⟨

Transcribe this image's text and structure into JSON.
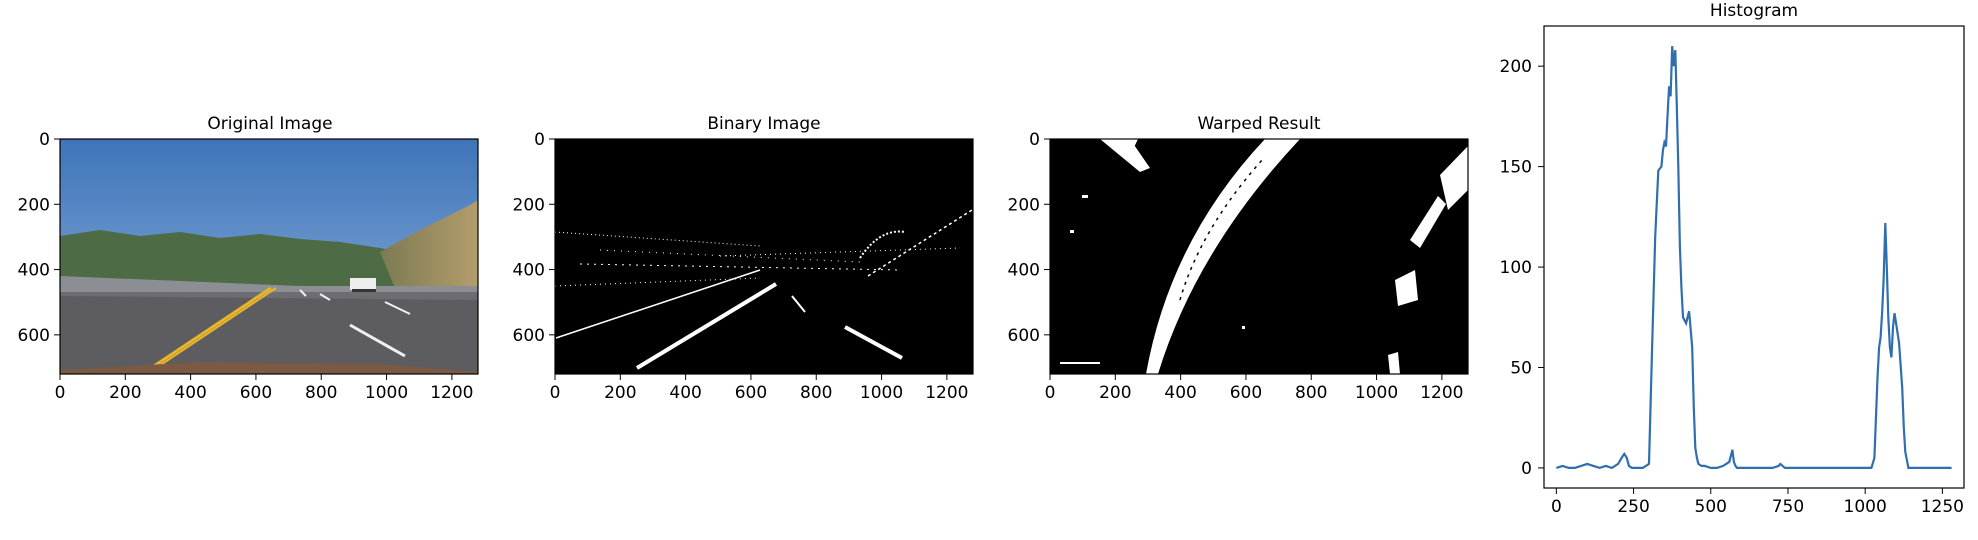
{
  "colors": {
    "line": "#2f6fae",
    "sky": "#4a7fc3",
    "road": "#5c5c61",
    "lane_yellow": "#e7b52a"
  },
  "chart_data": [
    {
      "type": "image",
      "title": "Original Image",
      "image_content": "road-photo",
      "xticks": [
        "0",
        "200",
        "400",
        "600",
        "800",
        "1000",
        "1200"
      ],
      "yticks": [
        "0",
        "200",
        "400",
        "600"
      ],
      "xlim": [
        0,
        1280
      ],
      "ylim": [
        720,
        0
      ]
    },
    {
      "type": "image",
      "title": "Binary Image",
      "image_content": "binary-threshold",
      "xticks": [
        "0",
        "200",
        "400",
        "600",
        "800",
        "1000",
        "1200"
      ],
      "yticks": [
        "0",
        "200",
        "400",
        "600"
      ],
      "xlim": [
        0,
        1280
      ],
      "ylim": [
        720,
        0
      ]
    },
    {
      "type": "image",
      "title": "Warped Result",
      "image_content": "warped-binary",
      "xticks": [
        "0",
        "200",
        "400",
        "600",
        "800",
        "1000",
        "1200"
      ],
      "yticks": [
        "0",
        "200",
        "400",
        "600"
      ],
      "xlim": [
        0,
        1280
      ],
      "ylim": [
        720,
        0
      ]
    },
    {
      "type": "line",
      "title": "Histogram",
      "xticks": [
        "0",
        "250",
        "500",
        "750",
        "1000",
        "1250"
      ],
      "yticks": [
        "0",
        "50",
        "100",
        "150",
        "200"
      ],
      "xlim": [
        -40,
        1320
      ],
      "ylim": [
        -10,
        220
      ],
      "series": [
        {
          "x": [
            0,
            20,
            40,
            60,
            80,
            100,
            120,
            140,
            160,
            180,
            200,
            215,
            220,
            228,
            235,
            245,
            260,
            280,
            300,
            310,
            320,
            330,
            340,
            345,
            350,
            355,
            360,
            365,
            370,
            375,
            380,
            385,
            390,
            395,
            400,
            405,
            410,
            420,
            430,
            440,
            445,
            450,
            455,
            460,
            470,
            480,
            500,
            520,
            540,
            560,
            570,
            575,
            580,
            585,
            600,
            650,
            700,
            720,
            725,
            740,
            800,
            900,
            1000,
            1020,
            1030,
            1040,
            1045,
            1050,
            1055,
            1060,
            1065,
            1070,
            1075,
            1080,
            1085,
            1090,
            1095,
            1100,
            1110,
            1120,
            1125,
            1130,
            1140,
            1200,
            1280
          ],
          "y": [
            0,
            1,
            0,
            0,
            1,
            2,
            1,
            0,
            1,
            0,
            2,
            6,
            7,
            5,
            1,
            0,
            0,
            0,
            2,
            60,
            115,
            148,
            150,
            158,
            162,
            160,
            175,
            190,
            185,
            210,
            200,
            208,
            180,
            150,
            110,
            90,
            75,
            72,
            78,
            60,
            30,
            10,
            5,
            2,
            1,
            1,
            0,
            0,
            1,
            3,
            9,
            3,
            1,
            0,
            0,
            0,
            0,
            1,
            2,
            0,
            0,
            0,
            0,
            0,
            5,
            45,
            60,
            65,
            78,
            95,
            122,
            100,
            75,
            60,
            55,
            70,
            77,
            72,
            62,
            40,
            20,
            8,
            0,
            0,
            0
          ]
        }
      ]
    }
  ]
}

⟩

Quote the material exactly. Pictures stay out.

Solved exercise
Transcribe this image's text and structure into JSON.
{
  "colors": {
    "line": "#2f6fae",
    "sky": "#4a7fc3",
    "road": "#5c5c61",
    "lane_yellow": "#e7b52a"
  },
  "chart_data": [
    {
      "type": "image",
      "title": "Original Image",
      "image_content": "road-photo",
      "xticks": [
        "0",
        "200",
        "400",
        "600",
        "800",
        "1000",
        "1200"
      ],
      "yticks": [
        "0",
        "200",
        "400",
        "600"
      ],
      "xlim": [
        0,
        1280
      ],
      "ylim": [
        720,
        0
      ]
    },
    {
      "type": "image",
      "title": "Binary Image",
      "image_content": "binary-threshold",
      "xticks": [
        "0",
        "200",
        "400",
        "600",
        "800",
        "1000",
        "1200"
      ],
      "yticks": [
        "0",
        "200",
        "400",
        "600"
      ],
      "xlim": [
        0,
        1280
      ],
      "ylim": [
        720,
        0
      ]
    },
    {
      "type": "image",
      "title": "Warped Result",
      "image_content": "warped-binary",
      "xticks": [
        "0",
        "200",
        "400",
        "600",
        "800",
        "1000",
        "1200"
      ],
      "yticks": [
        "0",
        "200",
        "400",
        "600"
      ],
      "xlim": [
        0,
        1280
      ],
      "ylim": [
        720,
        0
      ]
    },
    {
      "type": "line",
      "title": "Histogram",
      "xticks": [
        "0",
        "250",
        "500",
        "750",
        "1000",
        "1250"
      ],
      "yticks": [
        "0",
        "50",
        "100",
        "150",
        "200"
      ],
      "xlim": [
        -40,
        1320
      ],
      "ylim": [
        -10,
        220
      ],
      "series": [
        {
          "x": [
            0,
            20,
            40,
            60,
            80,
            100,
            120,
            140,
            160,
            180,
            200,
            215,
            220,
            228,
            235,
            245,
            260,
            280,
            300,
            310,
            320,
            330,
            340,
            345,
            350,
            355,
            360,
            365,
            370,
            375,
            380,
            385,
            390,
            395,
            400,
            405,
            410,
            420,
            430,
            440,
            445,
            450,
            455,
            460,
            470,
            480,
            500,
            520,
            540,
            560,
            570,
            575,
            580,
            585,
            600,
            650,
            700,
            720,
            725,
            740,
            800,
            900,
            1000,
            1020,
            1030,
            1040,
            1045,
            1050,
            1055,
            1060,
            1065,
            1070,
            1075,
            1080,
            1085,
            1090,
            1095,
            1100,
            1110,
            1120,
            1125,
            1130,
            1140,
            1200,
            1280
          ],
          "y": [
            0,
            1,
            0,
            0,
            1,
            2,
            1,
            0,
            1,
            0,
            2,
            6,
            7,
            5,
            1,
            0,
            0,
            0,
            2,
            60,
            115,
            148,
            150,
            158,
            162,
            160,
            175,
            190,
            185,
            210,
            200,
            208,
            180,
            150,
            110,
            90,
            75,
            72,
            78,
            60,
            30,
            10,
            5,
            2,
            1,
            1,
            0,
            0,
            1,
            3,
            9,
            3,
            1,
            0,
            0,
            0,
            0,
            1,
            2,
            0,
            0,
            0,
            0,
            0,
            5,
            45,
            60,
            65,
            78,
            95,
            122,
            100,
            75,
            60,
            55,
            70,
            77,
            72,
            62,
            40,
            20,
            8,
            0,
            0,
            0
          ]
        }
      ]
    }
  ]
}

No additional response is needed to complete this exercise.